- What the task asks -
Copy every line of the records below that holds the word "screenshot".

- Data provided -
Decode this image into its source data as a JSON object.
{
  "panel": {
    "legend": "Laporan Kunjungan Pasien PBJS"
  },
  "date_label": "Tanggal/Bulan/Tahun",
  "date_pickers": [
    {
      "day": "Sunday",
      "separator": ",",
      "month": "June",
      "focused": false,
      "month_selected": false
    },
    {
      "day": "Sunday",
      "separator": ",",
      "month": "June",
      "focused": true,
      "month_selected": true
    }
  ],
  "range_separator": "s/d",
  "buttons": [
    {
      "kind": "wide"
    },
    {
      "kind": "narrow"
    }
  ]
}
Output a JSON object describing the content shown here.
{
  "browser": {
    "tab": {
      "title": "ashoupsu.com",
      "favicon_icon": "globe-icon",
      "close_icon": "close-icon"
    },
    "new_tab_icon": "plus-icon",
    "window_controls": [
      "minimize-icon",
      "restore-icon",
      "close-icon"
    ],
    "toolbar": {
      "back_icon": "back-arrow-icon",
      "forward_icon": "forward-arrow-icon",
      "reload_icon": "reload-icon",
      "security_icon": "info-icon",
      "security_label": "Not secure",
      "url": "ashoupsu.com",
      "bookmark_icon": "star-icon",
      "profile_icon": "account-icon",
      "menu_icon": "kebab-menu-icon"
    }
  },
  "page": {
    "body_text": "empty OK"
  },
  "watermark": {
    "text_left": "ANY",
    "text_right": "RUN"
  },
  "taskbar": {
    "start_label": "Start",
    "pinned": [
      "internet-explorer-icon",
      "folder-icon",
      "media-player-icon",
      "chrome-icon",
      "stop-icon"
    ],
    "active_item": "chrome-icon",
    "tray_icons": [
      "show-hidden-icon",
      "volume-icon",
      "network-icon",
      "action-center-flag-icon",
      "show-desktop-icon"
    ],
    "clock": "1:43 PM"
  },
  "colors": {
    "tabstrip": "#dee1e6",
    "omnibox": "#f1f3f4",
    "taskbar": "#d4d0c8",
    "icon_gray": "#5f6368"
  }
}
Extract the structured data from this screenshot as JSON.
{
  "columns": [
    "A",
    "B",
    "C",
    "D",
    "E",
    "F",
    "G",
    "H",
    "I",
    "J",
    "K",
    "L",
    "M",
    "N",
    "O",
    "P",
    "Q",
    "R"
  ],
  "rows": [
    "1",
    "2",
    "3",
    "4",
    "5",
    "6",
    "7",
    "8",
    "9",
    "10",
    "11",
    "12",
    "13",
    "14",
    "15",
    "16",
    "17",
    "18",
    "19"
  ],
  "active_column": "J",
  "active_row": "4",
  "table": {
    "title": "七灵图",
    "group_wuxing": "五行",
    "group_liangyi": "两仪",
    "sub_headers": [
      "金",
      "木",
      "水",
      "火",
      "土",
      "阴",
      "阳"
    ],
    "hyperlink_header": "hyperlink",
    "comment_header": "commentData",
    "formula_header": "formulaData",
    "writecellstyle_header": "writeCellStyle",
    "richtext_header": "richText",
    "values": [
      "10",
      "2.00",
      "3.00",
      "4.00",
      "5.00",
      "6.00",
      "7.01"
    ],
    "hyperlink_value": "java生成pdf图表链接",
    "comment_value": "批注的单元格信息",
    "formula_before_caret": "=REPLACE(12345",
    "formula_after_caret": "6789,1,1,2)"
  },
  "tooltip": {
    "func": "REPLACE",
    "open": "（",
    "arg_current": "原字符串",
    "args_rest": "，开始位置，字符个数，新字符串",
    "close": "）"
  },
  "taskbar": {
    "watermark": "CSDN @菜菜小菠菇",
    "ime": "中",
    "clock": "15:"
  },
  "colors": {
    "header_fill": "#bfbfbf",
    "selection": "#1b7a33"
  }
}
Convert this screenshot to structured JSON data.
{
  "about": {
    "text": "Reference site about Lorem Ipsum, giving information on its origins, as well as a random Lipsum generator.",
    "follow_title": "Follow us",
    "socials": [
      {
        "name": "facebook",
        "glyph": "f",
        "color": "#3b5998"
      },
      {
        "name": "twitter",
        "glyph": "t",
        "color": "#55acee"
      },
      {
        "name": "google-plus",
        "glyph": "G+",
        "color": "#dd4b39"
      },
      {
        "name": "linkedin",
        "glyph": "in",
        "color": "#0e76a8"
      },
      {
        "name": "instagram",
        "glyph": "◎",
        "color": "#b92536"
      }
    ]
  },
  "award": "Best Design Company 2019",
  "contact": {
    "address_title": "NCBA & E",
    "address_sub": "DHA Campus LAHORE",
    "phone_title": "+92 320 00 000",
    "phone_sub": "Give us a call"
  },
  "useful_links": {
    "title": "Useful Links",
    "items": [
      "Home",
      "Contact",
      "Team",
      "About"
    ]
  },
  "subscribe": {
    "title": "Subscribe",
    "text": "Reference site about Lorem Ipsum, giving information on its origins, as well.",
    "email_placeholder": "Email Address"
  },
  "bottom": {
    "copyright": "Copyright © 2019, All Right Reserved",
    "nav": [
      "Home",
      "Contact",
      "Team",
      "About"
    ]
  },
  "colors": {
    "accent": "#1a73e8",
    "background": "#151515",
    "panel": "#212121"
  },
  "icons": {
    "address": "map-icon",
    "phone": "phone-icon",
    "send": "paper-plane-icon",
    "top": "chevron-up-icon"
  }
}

- Task result -
Extract the structured data from this screenshot as JSON.
Convert this screenshot to structured JSON data.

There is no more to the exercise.